Extracted records ▸
------------------------------------------------------------

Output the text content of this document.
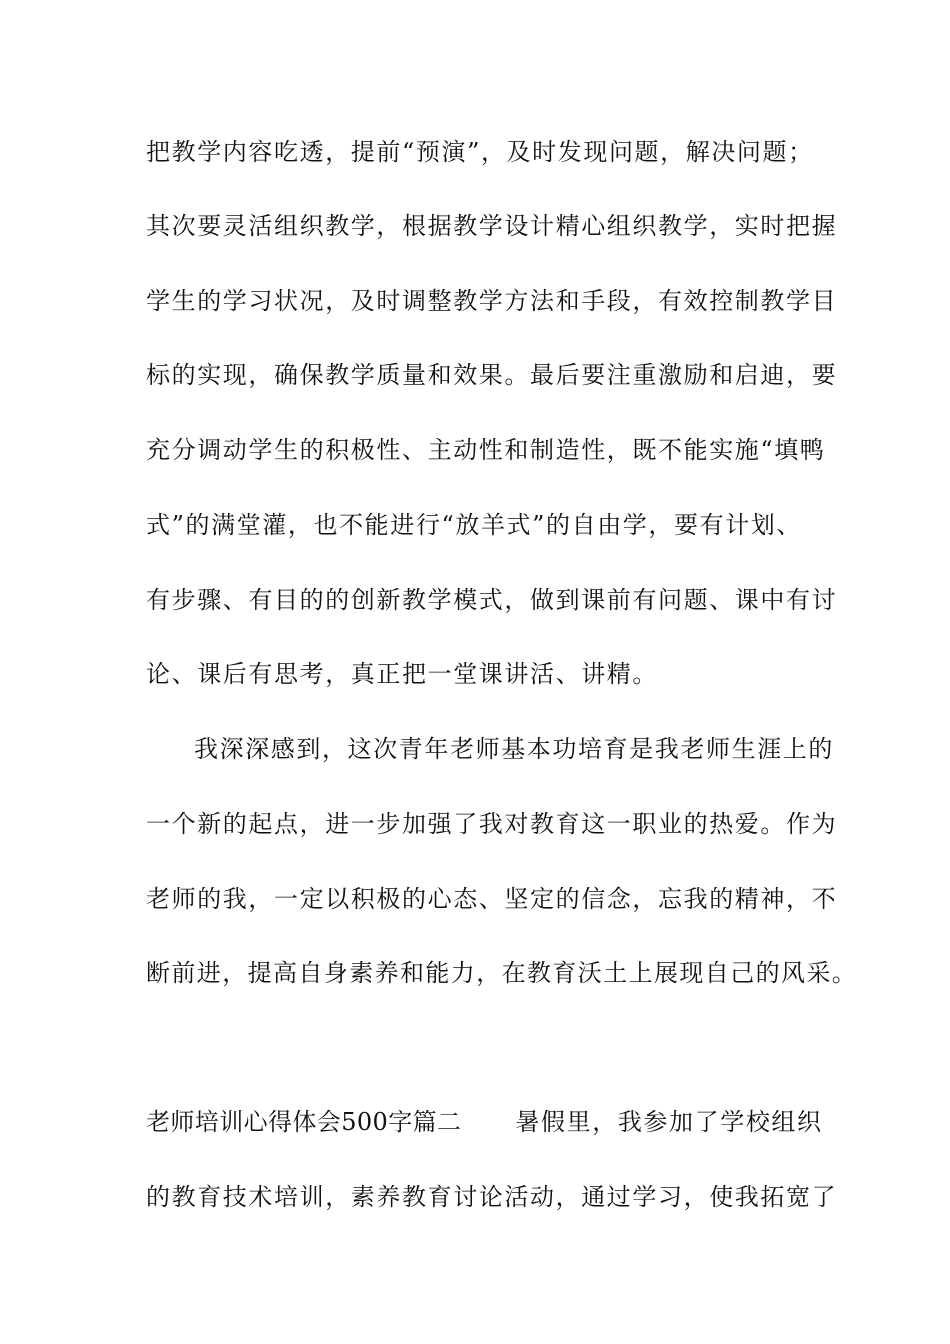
把教学内容吃透，提前“预演”，及时发现问题，解决问题；
其次要灵活组织教学，根据教学设计精心组织教学，实时把握
学生的学习状况，及时调整教学方法和手段，有效控制教学目
标的实现，确保教学质量和效果。最后要注重激励和启迪，要
充分调动学生的积极性、主动性和制造性，既不能实施“填鸭
式”的满堂灌，也不能进行“放羊式”的自由学，要有计划、
有步骤、有目的的创新教学模式，做到课前有问题、课中有讨
论、课后有思考，真正把一堂课讲活、讲精。
我深深感到，这次青年老师基本功培育是我老师生涯上的
一个新的起点，进一步加强了我对教育这一职业的热爱。作为
老师的我，一定以积极的心态、坚定的信念，忘我的精神，不
断前进，提高自身素养和能力，在教育沃土上展现自己的风采。
老师培训心得体会500字篇二 暑假里，我参加了学校组织
的教育技术培训，素养教育讨论活动，通过学习，使我拓宽了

------------------------------------------------------------

Omit the pictures and give the material again, exactly and in full.

Output the text content of this document.
把教学内容吃透，提前“预演”，及时发现问题，解决问题；
其次要灵活组织教学，根据教学设计精心组织教学，实时把握
学生的学习状况，及时调整教学方法和手段，有效控制教学目
标的实现，确保教学质量和效果。最后要注重激励和启迪，要
充分调动学生的积极性、主动性和制造性，既不能实施“填鸭
式”的满堂灌，也不能进行“放羊式”的自由学，要有计划、
有步骤、有目的的创新教学模式，做到课前有问题、课中有讨
论、课后有思考，真正把一堂课讲活、讲精。
我深深感到，这次青年老师基本功培育是我老师生涯上的
一个新的起点，进一步加强了我对教育这一职业的热爱。作为
老师的我，一定以积极的心态、坚定的信念，忘我的精神，不
断前进，提高自身素养和能力，在教育沃土上展现自己的风采。
老师培训心得体会500字篇二 暑假里，我参加了学校组织
的教育技术培训，素养教育讨论活动，通过学习，使我拓宽了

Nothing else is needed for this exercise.